Listed entries:
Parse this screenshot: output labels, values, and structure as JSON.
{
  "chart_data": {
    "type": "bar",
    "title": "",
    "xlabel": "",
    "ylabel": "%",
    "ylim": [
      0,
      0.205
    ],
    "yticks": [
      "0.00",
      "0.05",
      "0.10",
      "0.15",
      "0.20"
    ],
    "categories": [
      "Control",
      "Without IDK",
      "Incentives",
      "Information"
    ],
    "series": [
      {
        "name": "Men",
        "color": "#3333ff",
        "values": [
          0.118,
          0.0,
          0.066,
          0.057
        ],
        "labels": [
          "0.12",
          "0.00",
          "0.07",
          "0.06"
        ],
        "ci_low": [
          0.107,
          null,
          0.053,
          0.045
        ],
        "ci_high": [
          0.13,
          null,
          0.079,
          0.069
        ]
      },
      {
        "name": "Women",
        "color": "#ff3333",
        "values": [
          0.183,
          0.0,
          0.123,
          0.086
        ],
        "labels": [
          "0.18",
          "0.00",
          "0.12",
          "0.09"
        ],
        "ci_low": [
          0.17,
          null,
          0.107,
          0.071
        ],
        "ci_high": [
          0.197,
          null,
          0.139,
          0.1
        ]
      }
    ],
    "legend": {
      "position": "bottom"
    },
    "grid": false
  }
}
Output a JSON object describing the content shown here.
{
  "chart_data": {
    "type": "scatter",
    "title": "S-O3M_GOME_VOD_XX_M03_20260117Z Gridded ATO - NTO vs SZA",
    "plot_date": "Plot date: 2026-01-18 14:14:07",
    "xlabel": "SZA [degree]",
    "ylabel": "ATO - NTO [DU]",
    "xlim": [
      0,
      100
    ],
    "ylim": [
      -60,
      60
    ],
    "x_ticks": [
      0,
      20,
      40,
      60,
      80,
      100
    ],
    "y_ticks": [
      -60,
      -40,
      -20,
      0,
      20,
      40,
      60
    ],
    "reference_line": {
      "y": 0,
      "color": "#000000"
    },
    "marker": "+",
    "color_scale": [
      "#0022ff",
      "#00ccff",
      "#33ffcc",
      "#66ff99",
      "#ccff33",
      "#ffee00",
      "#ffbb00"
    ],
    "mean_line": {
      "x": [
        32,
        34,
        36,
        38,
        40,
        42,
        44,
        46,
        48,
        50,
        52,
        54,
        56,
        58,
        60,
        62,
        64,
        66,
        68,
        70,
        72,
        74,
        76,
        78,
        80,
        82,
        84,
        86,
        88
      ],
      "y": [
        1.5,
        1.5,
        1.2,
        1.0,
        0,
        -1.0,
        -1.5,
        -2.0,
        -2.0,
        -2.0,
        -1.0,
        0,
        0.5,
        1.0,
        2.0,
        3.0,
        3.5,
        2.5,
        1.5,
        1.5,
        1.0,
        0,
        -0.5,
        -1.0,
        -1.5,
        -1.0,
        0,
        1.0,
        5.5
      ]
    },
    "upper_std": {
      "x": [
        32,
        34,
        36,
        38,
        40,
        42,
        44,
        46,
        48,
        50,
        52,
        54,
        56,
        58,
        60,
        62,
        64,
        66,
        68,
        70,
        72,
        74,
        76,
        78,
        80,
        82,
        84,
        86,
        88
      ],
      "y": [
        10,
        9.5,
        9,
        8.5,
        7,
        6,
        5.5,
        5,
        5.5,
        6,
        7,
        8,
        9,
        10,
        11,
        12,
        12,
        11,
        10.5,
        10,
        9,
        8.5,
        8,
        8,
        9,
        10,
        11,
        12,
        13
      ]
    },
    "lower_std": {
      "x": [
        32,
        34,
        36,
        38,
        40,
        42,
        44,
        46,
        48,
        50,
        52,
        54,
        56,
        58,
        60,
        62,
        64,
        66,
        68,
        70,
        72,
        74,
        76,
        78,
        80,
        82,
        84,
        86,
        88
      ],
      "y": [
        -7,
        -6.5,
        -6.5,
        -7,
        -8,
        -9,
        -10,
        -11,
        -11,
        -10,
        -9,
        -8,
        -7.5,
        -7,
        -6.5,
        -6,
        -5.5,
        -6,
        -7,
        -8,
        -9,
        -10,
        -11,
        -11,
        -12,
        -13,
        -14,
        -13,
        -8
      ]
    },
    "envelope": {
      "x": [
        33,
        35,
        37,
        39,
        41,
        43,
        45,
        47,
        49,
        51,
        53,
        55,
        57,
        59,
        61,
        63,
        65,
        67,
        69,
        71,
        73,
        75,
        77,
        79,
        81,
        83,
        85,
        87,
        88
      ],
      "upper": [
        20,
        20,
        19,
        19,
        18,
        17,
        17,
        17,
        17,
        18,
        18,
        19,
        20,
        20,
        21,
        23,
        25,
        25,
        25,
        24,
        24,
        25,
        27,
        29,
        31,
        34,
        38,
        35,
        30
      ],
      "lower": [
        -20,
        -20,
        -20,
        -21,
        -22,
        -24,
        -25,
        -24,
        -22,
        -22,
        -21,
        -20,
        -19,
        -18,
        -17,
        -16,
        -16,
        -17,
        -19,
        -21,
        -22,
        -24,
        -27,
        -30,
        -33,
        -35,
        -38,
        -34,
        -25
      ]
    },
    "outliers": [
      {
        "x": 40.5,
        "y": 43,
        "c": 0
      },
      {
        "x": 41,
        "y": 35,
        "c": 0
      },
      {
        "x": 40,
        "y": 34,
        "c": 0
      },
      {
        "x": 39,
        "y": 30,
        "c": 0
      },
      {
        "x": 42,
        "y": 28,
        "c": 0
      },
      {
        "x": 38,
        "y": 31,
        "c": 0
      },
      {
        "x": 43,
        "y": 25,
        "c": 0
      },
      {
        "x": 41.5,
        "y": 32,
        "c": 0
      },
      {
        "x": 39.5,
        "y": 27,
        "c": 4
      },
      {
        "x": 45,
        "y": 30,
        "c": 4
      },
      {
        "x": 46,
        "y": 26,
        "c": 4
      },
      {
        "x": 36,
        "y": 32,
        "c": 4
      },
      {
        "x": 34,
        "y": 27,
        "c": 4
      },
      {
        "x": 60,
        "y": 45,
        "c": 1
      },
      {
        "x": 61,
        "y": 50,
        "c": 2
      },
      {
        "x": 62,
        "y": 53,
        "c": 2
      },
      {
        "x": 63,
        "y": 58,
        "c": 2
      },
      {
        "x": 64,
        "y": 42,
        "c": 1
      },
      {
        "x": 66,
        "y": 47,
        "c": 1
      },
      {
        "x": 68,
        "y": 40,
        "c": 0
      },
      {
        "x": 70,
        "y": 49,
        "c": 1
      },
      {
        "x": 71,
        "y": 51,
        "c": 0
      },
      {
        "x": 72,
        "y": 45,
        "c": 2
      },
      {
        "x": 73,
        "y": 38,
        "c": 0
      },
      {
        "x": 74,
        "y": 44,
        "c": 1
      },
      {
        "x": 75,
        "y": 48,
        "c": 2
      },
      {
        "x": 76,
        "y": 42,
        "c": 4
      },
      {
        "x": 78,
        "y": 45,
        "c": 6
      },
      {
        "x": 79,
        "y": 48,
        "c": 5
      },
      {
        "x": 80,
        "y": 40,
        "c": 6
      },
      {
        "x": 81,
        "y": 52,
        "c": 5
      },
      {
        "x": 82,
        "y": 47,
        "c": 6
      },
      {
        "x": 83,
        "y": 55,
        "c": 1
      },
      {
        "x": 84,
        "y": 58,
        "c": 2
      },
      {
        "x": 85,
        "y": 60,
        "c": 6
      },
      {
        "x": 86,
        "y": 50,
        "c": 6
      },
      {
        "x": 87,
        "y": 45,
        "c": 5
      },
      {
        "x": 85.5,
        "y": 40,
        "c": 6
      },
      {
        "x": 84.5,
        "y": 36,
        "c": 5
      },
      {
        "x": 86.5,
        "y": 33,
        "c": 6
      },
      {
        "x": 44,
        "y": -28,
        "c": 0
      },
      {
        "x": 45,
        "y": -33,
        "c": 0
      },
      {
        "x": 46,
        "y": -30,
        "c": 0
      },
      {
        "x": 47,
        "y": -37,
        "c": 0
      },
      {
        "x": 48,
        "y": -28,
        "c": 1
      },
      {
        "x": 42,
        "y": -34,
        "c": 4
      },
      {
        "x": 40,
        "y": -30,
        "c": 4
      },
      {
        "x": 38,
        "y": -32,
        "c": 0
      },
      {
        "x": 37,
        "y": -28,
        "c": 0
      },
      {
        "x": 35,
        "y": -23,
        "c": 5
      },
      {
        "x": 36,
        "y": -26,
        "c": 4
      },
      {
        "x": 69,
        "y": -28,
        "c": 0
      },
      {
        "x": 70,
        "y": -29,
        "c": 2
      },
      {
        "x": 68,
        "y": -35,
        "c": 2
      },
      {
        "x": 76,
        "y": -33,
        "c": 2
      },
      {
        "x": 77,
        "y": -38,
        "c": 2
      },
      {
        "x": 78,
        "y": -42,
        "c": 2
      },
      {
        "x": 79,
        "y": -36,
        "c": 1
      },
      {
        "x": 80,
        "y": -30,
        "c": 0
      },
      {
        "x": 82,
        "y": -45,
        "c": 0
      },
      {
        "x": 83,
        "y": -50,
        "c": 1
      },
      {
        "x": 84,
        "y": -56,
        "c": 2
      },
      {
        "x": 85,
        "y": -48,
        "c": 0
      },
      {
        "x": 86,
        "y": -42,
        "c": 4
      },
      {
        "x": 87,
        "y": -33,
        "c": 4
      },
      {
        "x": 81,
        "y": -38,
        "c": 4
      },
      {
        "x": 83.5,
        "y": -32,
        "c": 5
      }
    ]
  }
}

Problem requirements:
Spot every line that holds "JSON" and copy it.

Solution:
Parse this screenshot: output labels, values, and structure as JSON.
Output a JSON object describing the content shown here.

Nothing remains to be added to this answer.